[start Records for this task]
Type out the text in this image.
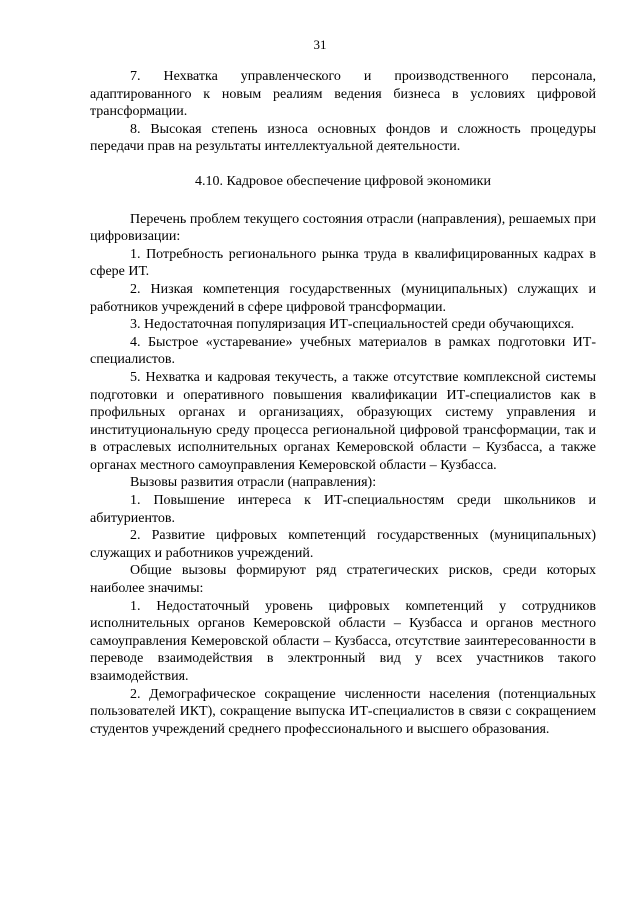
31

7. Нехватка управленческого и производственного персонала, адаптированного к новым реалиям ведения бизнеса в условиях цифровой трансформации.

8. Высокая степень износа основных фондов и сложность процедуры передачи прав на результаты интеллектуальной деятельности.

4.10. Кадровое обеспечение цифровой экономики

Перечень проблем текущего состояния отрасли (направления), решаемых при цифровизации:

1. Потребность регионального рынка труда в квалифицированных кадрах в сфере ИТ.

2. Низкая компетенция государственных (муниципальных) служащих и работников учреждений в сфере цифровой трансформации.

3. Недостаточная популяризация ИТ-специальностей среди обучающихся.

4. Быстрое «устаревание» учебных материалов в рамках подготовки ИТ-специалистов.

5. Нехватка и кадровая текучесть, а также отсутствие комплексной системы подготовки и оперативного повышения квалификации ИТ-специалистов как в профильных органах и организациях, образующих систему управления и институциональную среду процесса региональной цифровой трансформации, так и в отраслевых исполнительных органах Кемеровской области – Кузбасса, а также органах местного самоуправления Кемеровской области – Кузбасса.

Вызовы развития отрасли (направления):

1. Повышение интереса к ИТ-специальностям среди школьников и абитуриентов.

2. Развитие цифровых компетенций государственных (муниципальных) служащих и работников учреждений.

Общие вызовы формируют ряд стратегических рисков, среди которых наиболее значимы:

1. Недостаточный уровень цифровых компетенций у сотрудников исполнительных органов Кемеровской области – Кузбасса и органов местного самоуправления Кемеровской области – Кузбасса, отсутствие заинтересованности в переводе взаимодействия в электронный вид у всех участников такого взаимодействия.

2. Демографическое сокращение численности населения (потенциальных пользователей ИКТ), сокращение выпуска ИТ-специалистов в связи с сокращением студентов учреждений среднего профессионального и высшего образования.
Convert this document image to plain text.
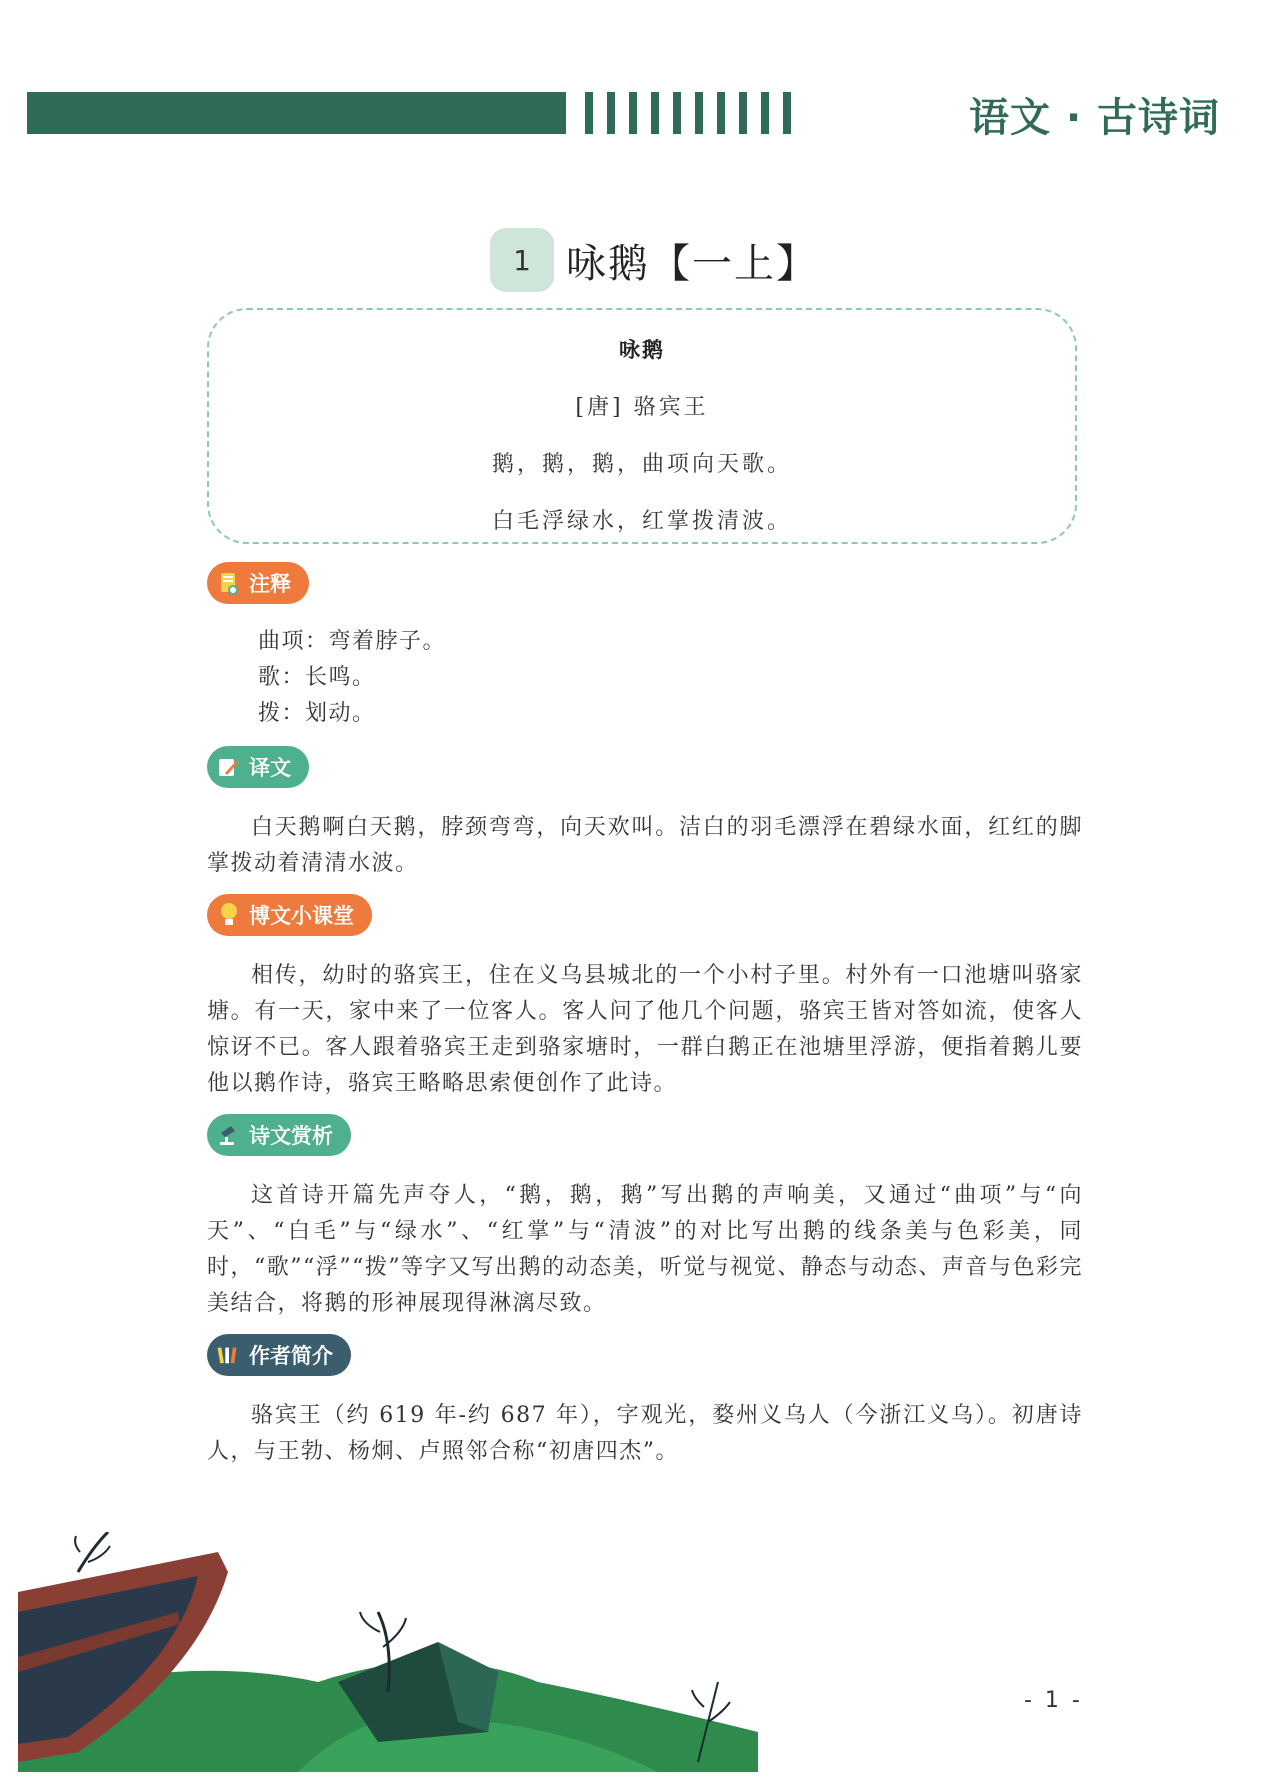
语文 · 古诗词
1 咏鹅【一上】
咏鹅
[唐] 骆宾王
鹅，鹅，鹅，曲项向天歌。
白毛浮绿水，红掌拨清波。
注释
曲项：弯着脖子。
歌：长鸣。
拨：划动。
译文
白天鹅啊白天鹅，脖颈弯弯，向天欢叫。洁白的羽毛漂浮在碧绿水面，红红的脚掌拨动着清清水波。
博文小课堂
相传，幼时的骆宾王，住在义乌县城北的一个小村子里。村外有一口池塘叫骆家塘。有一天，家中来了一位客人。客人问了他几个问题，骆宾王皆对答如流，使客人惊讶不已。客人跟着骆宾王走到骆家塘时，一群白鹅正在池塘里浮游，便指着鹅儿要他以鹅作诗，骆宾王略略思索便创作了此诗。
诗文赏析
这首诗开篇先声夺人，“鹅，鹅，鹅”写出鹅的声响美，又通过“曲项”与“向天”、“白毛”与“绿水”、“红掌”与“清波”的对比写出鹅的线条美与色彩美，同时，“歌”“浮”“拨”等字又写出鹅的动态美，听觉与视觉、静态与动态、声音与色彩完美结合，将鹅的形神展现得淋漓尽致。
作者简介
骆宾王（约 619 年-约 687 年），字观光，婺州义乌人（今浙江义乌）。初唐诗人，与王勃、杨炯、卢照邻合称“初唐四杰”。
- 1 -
[end Records for this task]
■ Given problem
All of the entries above should be duplicated exactly, except for the pictures.

■ Completed task
Type out the text in this image.
31

7. Нехватка управленческого и производственного персонала, адаптированного к новым реалиям ведения бизнеса в условиях цифровой трансформации.

8. Высокая степень износа основных фондов и сложность процедуры передачи прав на результаты интеллектуальной деятельности.

4.10. Кадровое обеспечение цифровой экономики

Перечень проблем текущего состояния отрасли (направления), решаемых при цифровизации:

1. Потребность регионального рынка труда в квалифицированных кадрах в сфере ИТ.

2. Низкая компетенция государственных (муниципальных) служащих и работников учреждений в сфере цифровой трансформации.

3. Недостаточная популяризация ИТ-специальностей среди обучающихся.

4. Быстрое «устаревание» учебных материалов в рамках подготовки ИТ-специалистов.

5. Нехватка и кадровая текучесть, а также отсутствие комплексной системы подготовки и оперативного повышения квалификации ИТ-специалистов как в профильных органах и организациях, образующих систему управления и институциональную среду процесса региональной цифровой трансформации, так и в отраслевых исполнительных органах Кемеровской области – Кузбасса, а также органах местного самоуправления Кемеровской области – Кузбасса.

Вызовы развития отрасли (направления):

1. Повышение интереса к ИТ-специальностям среди школьников и абитуриентов.

2. Развитие цифровых компетенций государственных (муниципальных) служащих и работников учреждений.

Общие вызовы формируют ряд стратегических рисков, среди которых наиболее значимы:

1. Недостаточный уровень цифровых компетенций у сотрудников исполнительных органов Кемеровской области – Кузбасса и органов местного самоуправления Кемеровской области – Кузбасса, отсутствие заинтересованности в переводе взаимодействия в электронный вид у всех участников такого взаимодействия.

2. Демографическое сокращение численности населения (потенциальных пользователей ИКТ), сокращение выпуска ИТ-специалистов в связи с сокращением студентов учреждений среднего профессионального и высшего образования.
Convert this document image to plain text.
语文 · 古诗词
1 咏鹅【一上】
咏鹅
[唐] 骆宾王
鹅，鹅，鹅，曲项向天歌。
白毛浮绿水，红掌拨清波。
注释
曲项：弯着脖子。
歌：长鸣。
拨：划动。
译文
白天鹅啊白天鹅，脖颈弯弯，向天欢叫。洁白的羽毛漂浮在碧绿水面，红红的脚掌拨动着清清水波。
博文小课堂
相传，幼时的骆宾王，住在义乌县城北的一个小村子里。村外有一口池塘叫骆家塘。有一天，家中来了一位客人。客人问了他几个问题，骆宾王皆对答如流，使客人惊讶不已。客人跟着骆宾王走到骆家塘时，一群白鹅正在池塘里浮游，便指着鹅儿要他以鹅作诗，骆宾王略略思索便创作了此诗。
诗文赏析
这首诗开篇先声夺人，“鹅，鹅，鹅”写出鹅的声响美，又通过“曲项”与“向天”、“白毛”与“绿水”、“红掌”与“清波”的对比写出鹅的线条美与色彩美，同时，“歌”“浮”“拨”等字又写出鹅的动态美，听觉与视觉、静态与动态、声音与色彩完美结合，将鹅的形神展现得淋漓尽致。
作者简介
骆宾王（约 619 年-约 687 年），字观光，婺州义乌人（今浙江义乌）。初唐诗人，与王勃、杨炯、卢照邻合称“初唐四杰”。
- 1 -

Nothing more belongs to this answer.